TASK STATEMENT: Answer with nothing but the number of lines that include the word "plain".

DATA EXTRACT:

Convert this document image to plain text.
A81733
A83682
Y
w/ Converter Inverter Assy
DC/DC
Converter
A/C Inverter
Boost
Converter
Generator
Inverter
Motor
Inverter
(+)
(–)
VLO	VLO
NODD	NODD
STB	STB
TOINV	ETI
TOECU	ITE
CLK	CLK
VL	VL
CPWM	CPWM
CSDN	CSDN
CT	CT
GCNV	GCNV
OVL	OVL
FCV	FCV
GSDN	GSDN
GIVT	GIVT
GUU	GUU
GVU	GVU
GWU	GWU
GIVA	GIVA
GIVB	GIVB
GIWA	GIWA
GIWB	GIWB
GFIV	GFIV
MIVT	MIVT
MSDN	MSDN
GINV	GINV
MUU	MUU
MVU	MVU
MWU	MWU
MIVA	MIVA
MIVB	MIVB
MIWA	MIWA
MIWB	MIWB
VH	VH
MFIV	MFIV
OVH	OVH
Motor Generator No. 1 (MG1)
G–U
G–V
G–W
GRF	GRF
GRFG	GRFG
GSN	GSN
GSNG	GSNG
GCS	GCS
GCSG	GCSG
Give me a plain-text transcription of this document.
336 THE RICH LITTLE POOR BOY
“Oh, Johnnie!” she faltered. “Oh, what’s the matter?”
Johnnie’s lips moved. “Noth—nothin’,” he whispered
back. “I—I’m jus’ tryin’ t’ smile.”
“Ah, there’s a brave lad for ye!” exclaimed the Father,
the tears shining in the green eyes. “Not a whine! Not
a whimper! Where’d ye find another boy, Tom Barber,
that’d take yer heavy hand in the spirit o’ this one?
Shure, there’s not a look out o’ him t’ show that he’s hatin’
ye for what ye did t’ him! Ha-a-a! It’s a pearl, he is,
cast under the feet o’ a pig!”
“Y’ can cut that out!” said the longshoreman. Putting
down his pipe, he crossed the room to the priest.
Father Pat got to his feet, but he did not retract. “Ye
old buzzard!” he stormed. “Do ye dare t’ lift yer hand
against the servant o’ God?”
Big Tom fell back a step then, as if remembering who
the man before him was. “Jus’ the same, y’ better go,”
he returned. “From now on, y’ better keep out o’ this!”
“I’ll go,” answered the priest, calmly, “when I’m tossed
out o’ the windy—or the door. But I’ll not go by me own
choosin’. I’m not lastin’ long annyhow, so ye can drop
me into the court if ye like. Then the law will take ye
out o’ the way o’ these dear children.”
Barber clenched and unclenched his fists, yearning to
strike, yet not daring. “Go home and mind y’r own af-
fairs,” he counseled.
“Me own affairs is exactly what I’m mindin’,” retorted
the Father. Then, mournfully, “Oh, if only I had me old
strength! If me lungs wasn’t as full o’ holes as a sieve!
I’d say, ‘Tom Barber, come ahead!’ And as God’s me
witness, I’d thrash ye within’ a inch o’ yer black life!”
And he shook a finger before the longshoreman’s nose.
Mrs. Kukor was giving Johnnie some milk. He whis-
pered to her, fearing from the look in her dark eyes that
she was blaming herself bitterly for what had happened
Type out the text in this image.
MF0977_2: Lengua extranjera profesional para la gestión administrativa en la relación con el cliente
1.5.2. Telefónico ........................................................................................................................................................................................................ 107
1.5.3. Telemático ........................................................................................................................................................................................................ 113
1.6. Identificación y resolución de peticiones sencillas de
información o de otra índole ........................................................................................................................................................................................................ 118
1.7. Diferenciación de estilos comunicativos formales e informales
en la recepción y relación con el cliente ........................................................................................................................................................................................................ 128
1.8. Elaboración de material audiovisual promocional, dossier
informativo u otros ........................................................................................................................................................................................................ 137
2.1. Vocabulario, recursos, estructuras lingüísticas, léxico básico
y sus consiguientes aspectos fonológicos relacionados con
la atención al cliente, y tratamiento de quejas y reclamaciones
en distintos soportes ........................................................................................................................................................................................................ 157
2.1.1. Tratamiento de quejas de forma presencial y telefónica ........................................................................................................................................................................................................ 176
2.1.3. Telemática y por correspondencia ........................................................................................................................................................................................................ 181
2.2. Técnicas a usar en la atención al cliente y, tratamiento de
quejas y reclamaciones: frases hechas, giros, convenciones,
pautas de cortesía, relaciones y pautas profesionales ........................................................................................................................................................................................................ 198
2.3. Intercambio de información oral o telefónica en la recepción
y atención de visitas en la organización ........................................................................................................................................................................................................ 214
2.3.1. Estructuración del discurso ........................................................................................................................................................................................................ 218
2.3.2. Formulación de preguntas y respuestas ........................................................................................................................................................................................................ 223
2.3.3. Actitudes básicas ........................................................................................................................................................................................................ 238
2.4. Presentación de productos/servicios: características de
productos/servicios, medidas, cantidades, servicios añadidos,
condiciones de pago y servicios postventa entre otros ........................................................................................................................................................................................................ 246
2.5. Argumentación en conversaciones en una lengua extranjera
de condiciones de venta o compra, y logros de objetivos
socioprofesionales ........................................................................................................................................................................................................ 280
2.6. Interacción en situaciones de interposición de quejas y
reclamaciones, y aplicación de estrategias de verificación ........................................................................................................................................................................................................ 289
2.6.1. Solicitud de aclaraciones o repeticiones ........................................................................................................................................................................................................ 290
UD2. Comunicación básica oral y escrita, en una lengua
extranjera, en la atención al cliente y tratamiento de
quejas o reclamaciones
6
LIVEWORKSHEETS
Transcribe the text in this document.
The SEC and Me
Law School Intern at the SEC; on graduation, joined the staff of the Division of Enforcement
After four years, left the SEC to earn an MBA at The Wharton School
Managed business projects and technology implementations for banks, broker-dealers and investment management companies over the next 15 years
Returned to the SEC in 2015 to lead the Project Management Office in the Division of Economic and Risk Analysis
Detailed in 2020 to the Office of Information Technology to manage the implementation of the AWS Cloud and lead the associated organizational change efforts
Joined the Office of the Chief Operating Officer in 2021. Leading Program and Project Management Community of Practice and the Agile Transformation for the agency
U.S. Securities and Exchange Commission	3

TASK SOLUTION: 2